▶ _Dataset records_
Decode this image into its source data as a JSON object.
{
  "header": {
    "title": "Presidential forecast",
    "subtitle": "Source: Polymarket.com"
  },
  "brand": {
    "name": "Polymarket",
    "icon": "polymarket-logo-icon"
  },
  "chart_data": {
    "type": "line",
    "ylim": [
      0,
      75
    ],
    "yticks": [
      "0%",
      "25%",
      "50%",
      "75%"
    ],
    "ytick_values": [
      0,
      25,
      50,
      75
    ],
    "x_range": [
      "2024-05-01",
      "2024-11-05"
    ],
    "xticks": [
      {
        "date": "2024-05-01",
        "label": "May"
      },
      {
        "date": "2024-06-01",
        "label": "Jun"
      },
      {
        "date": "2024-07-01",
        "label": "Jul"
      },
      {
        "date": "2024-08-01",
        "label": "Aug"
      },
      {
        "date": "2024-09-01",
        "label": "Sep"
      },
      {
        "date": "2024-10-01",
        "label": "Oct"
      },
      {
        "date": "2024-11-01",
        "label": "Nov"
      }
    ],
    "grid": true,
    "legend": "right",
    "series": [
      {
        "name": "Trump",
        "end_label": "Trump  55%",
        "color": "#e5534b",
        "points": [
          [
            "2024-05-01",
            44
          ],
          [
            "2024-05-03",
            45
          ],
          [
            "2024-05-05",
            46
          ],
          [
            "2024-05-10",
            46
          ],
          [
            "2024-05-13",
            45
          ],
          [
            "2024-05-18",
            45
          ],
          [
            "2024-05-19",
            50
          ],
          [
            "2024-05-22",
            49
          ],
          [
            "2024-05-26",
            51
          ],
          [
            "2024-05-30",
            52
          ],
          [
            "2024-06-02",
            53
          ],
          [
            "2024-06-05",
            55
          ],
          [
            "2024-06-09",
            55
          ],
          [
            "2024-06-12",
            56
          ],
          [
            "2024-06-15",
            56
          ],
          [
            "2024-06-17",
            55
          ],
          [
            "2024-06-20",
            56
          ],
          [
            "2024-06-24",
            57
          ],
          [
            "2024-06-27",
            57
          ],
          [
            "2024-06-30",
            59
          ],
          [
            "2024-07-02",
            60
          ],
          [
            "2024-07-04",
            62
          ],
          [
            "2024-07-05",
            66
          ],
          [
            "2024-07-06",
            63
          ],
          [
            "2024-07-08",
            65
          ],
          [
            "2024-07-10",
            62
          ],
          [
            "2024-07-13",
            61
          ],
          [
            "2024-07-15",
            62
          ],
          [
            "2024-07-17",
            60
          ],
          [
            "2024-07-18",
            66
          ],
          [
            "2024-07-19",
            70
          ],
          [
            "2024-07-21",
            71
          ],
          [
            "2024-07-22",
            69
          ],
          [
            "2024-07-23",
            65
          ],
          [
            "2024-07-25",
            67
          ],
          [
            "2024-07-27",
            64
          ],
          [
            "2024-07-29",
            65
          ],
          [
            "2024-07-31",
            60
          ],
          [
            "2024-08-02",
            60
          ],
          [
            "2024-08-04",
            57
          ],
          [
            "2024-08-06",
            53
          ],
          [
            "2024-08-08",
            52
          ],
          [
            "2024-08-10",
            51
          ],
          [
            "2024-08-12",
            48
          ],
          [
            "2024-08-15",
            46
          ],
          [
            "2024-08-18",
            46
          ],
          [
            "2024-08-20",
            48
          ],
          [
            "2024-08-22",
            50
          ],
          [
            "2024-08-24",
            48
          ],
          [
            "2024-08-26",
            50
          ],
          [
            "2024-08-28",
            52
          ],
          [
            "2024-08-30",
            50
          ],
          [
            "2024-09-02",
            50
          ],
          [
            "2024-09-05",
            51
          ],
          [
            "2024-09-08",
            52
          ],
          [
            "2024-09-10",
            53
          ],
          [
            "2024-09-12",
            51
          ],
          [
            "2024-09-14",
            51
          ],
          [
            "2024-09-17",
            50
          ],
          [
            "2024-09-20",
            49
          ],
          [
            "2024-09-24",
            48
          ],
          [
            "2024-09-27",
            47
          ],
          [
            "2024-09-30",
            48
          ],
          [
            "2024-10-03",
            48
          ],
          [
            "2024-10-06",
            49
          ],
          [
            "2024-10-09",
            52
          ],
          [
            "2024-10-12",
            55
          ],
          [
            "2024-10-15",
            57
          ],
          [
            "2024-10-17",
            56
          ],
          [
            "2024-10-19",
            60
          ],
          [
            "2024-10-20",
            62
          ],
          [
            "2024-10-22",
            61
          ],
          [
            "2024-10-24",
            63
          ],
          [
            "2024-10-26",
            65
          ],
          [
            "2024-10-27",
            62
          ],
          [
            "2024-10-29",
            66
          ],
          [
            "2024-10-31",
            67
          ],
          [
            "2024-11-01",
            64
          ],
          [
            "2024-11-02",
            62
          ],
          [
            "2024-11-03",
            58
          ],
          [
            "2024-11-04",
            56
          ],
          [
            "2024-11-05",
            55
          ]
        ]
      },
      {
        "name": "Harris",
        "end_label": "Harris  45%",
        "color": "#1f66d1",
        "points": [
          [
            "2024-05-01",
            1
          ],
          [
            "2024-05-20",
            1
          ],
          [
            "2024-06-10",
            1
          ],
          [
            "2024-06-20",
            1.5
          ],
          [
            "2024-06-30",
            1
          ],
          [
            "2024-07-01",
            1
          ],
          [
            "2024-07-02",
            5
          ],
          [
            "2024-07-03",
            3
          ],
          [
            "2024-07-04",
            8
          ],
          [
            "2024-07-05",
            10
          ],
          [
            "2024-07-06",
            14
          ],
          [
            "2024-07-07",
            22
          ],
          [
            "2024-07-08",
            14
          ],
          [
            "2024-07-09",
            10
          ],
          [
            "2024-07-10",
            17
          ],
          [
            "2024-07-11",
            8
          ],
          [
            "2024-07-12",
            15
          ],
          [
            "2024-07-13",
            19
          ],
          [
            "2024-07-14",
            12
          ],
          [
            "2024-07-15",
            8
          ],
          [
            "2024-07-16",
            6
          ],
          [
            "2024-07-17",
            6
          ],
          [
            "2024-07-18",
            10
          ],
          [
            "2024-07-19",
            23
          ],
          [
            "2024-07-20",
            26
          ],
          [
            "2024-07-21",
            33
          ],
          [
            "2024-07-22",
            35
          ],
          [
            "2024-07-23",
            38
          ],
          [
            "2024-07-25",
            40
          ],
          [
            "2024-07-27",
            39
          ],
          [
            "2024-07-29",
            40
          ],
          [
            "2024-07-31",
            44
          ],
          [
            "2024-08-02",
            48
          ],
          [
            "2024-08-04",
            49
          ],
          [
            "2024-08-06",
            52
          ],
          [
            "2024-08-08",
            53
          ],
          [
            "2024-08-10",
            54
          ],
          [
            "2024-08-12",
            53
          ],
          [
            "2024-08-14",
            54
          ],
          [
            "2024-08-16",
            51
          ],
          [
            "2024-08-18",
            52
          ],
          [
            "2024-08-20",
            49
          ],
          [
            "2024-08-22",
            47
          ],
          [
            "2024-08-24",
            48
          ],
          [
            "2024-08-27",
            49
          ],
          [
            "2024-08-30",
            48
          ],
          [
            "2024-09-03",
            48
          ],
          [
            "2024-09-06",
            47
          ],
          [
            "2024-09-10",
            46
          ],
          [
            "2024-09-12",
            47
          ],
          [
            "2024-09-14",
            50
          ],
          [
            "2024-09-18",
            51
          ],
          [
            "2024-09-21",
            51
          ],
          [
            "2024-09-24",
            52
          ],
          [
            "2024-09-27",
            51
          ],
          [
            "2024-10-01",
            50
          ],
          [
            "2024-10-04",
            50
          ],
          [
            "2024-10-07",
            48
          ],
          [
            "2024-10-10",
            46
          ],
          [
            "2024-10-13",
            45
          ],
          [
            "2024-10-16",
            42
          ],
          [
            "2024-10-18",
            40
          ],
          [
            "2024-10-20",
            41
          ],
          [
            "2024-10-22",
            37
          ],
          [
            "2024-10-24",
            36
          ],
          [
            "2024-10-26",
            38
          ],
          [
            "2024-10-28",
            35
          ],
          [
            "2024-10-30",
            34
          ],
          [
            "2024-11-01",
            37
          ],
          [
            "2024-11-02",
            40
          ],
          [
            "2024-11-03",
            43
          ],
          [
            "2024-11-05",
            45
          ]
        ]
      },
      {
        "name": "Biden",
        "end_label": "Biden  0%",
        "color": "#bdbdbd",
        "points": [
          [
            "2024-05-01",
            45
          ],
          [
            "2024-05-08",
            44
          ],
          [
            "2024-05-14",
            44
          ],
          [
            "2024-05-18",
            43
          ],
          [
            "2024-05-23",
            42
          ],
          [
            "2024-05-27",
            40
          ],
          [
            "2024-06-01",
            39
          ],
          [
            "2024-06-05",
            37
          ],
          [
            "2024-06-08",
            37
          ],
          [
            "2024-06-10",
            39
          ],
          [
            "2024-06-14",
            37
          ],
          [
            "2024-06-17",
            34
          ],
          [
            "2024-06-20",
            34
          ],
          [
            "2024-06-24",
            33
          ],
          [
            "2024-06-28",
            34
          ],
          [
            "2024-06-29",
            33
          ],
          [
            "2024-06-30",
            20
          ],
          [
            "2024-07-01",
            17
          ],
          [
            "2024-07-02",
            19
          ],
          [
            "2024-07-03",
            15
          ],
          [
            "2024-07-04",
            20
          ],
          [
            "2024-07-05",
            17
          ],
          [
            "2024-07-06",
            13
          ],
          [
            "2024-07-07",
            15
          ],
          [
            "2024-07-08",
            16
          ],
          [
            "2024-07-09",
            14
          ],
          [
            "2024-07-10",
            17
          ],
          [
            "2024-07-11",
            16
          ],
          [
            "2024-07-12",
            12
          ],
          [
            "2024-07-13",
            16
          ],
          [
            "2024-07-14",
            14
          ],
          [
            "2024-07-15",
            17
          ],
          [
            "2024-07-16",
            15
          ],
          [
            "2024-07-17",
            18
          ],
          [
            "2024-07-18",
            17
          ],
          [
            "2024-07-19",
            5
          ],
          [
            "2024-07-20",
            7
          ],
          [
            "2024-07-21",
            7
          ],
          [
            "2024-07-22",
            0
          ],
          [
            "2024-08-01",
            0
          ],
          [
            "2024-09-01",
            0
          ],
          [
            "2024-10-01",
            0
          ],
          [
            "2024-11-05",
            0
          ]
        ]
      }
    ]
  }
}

▶ _What is being asked_
Select and copy every line of the listing with the word "color".

▶ _Task output_
        "color": "#e5534b",
        "color": "#1f66d1",
        "color": "#bdbdbd",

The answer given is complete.